INSTRUCTION: Copy out the data below line for line, with no changes, and leave out the pictures.

PROVIDED RECORDS:
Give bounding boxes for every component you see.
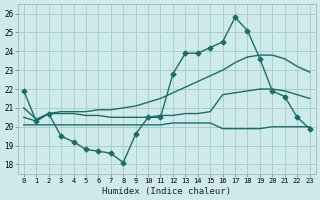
X-axis label: Humidex (Indice chaleur): Humidex (Indice chaleur) (102, 187, 231, 196)
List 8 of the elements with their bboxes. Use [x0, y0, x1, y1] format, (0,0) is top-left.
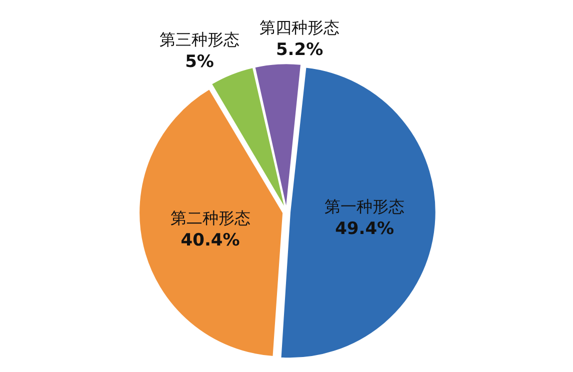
slice-label: 第一种形态: [324, 196, 405, 216]
slice-label: 第四种形态: [260, 18, 340, 37]
slice-label: 第二种形态: [170, 208, 250, 228]
data-label: 40.4%: [180, 230, 240, 251]
data-label: 5%: [185, 52, 214, 72]
slice-label: 第三种形态: [160, 30, 240, 49]
data-label: 5.2%: [276, 40, 324, 60]
data-label: 49.4%: [335, 219, 394, 240]
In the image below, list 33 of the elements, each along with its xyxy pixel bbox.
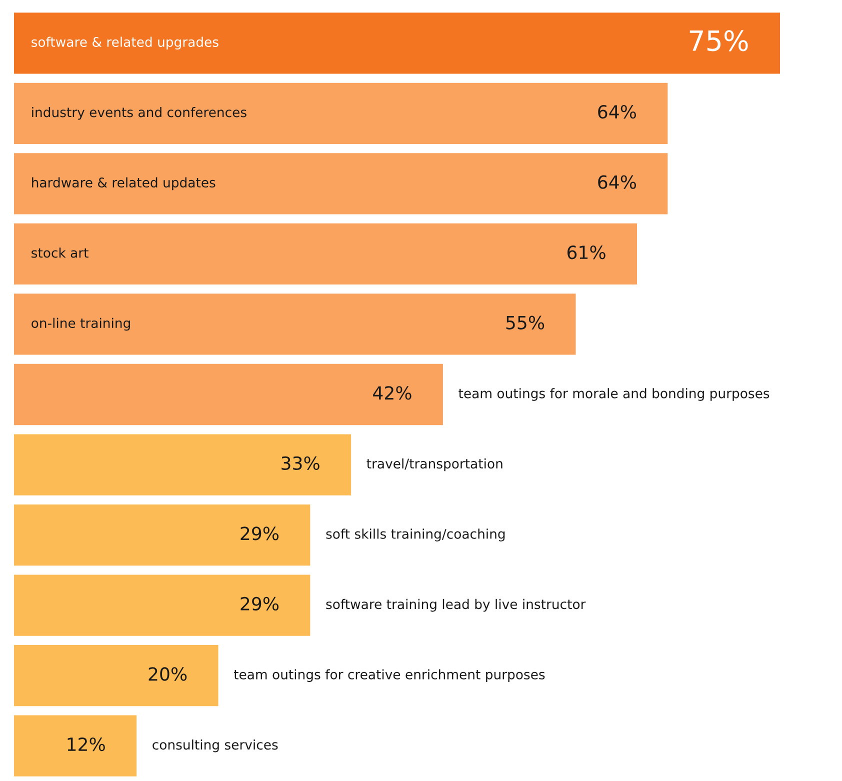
y-tick-label: travel/transportation: [366, 458, 502, 472]
bar: [14, 12, 780, 74]
bar: [14, 153, 668, 214]
data-label: 75%: [690, 30, 748, 52]
data-label: 20%: [148, 667, 187, 681]
y-tick-label: stock art: [32, 248, 88, 258]
y-tick-label: soft skills training/coaching: [326, 528, 505, 542]
bar: [14, 82, 668, 144]
data-label: 42%: [373, 386, 412, 400]
bar: [14, 504, 310, 566]
bar: [14, 223, 638, 285]
bar: [14, 574, 310, 636]
y-tick-label: on-line training: [32, 318, 130, 331]
data-label: 64%: [598, 175, 636, 189]
bar: [14, 364, 443, 426]
y-tick-label: hardware & related updates: [32, 177, 216, 190]
bar: [14, 294, 576, 355]
bar: [14, 715, 137, 776]
y-tick-label: consulting services: [152, 739, 278, 752]
data-label: 29%: [240, 526, 279, 540]
y-tick-label: industry events and conferences: [32, 107, 246, 120]
y-tick-label: software & related upgrades: [32, 36, 218, 50]
y-tick-label: team outings for morale and bonding purposes: [458, 388, 770, 401]
data-label: 64%: [598, 104, 636, 119]
bar: [14, 434, 352, 496]
data-label: 29%: [240, 596, 279, 611]
data-label: 12%: [68, 737, 105, 752]
bar: [14, 645, 218, 706]
y-tick-label: team outings for creative enrichment purposes: [234, 669, 545, 682]
data-label: 61%: [568, 246, 606, 260]
data-label: 33%: [282, 456, 320, 470]
y-tick-label: software training lead by live instructor: [326, 598, 586, 612]
data-label: 55%: [506, 316, 544, 330]
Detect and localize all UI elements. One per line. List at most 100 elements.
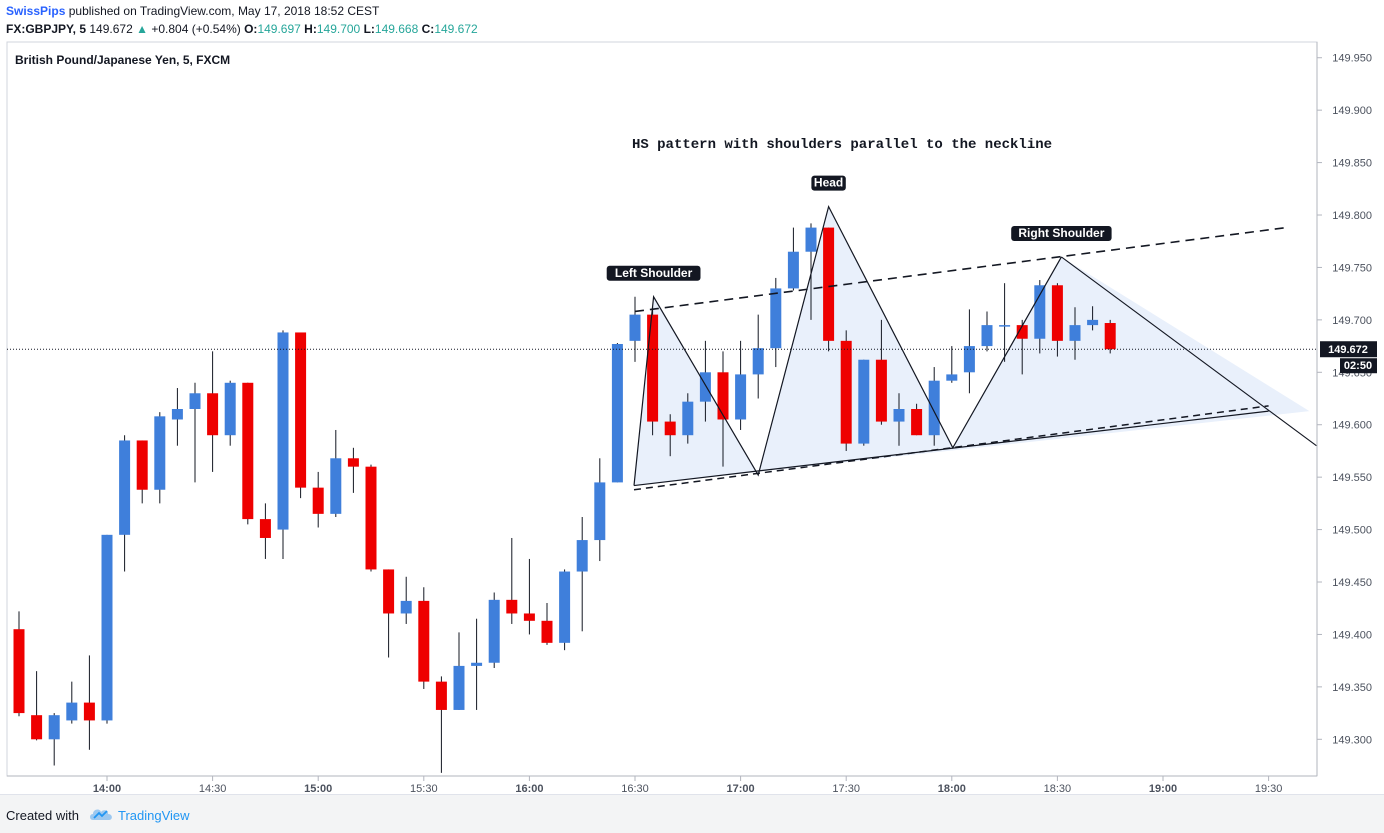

REPLY TO THE TASK:
Give bounding boxes for every component you see.
X-axis label: Humidex (Indice chaleur): Humidex (Indice chaleur) (102, 187, 231, 196)
List 8 of the elements with their bboxes. Use [x0, y0, x1, y1] format, (0,0) is top-left.
slice-label: 第一种形态: [324, 196, 405, 216]
slice-label: 第四种形态: [260, 18, 340, 37]
slice-label: 第二种形态: [170, 208, 250, 228]
data-label: 40.4%: [180, 230, 240, 251]
data-label: 5%: [185, 52, 214, 72]
slice-label: 第三种形态: [160, 30, 240, 49]
data-label: 5.2%: [276, 40, 324, 60]
data-label: 49.4%: [335, 219, 394, 240]
In the image below, list 33 of the elements, each along with its xyxy pixel bbox.
y-tick-label: travel/transportation: [366, 458, 502, 472]
bar: [14, 12, 780, 74]
bar: [14, 153, 668, 214]
data-label: 75%: [690, 30, 748, 52]
data-label: 20%: [148, 667, 187, 681]
y-tick-label: stock art: [32, 248, 88, 258]
y-tick-label: soft skills training/coaching: [326, 528, 505, 542]
bar: [14, 82, 668, 144]
data-label: 42%: [373, 386, 412, 400]
bar: [14, 504, 310, 566]
bar: [14, 223, 638, 285]
bar: [14, 574, 310, 636]
y-tick-label: on-line training: [32, 318, 130, 331]
data-label: 64%: [598, 175, 636, 189]
bar: [14, 364, 443, 426]
y-tick-label: hardware & related updates: [32, 177, 216, 190]
bar: [14, 294, 576, 355]
bar: [14, 715, 137, 776]
y-tick-label: consulting services: [152, 739, 278, 752]
data-label: 29%: [240, 526, 279, 540]
y-tick-label: industry events and conferences: [32, 107, 246, 120]
y-tick-label: software & related upgrades: [32, 36, 218, 50]
y-tick-label: team outings for morale and bonding purposes: [458, 388, 770, 401]
data-label: 64%: [598, 104, 636, 119]
bar: [14, 434, 352, 496]
data-label: 29%: [240, 596, 279, 611]
data-label: 12%: [68, 737, 105, 752]
bar: [14, 645, 218, 706]
y-tick-label: team outings for creative enrichment purposes: [234, 669, 545, 682]
data-label: 61%: [568, 246, 606, 260]
data-label: 33%: [282, 456, 320, 470]
y-tick-label: software training lead by live instructor: [326, 598, 586, 612]
data-label: 55%: [506, 316, 544, 330]
Detect and localize all UI elements. One per line. List at most 100 elements.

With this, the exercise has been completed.